(Stored data entries)
========

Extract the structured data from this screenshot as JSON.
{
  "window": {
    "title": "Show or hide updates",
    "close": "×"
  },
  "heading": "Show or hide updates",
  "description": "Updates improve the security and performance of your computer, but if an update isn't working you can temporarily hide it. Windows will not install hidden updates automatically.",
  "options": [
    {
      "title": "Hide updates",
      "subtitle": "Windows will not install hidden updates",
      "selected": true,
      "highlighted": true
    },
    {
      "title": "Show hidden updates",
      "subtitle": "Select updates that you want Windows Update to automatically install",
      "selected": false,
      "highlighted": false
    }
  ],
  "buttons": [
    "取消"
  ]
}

========

▶ Prompt:
Go through the material above line by line and copy it exactly.

▶ Full solution:
Extract the structured data from this screenshot as JSON.
{
  "window": {
    "title": "Show or hide updates",
    "close": "×"
  },
  "heading": "Show or hide updates",
  "description": "Updates improve the security and performance of your computer, but if an update isn't working you can temporarily hide it. Windows will not install hidden updates automatically.",
  "options": [
    {
      "title": "Hide updates",
      "subtitle": "Windows will not install hidden updates",
      "selected": true,
      "highlighted": true
    },
    {
      "title": "Show hidden updates",
      "subtitle": "Select updates that you want Windows Update to automatically install",
      "selected": false,
      "highlighted": false
    }
  ],
  "buttons": [
    "取消"
  ]
}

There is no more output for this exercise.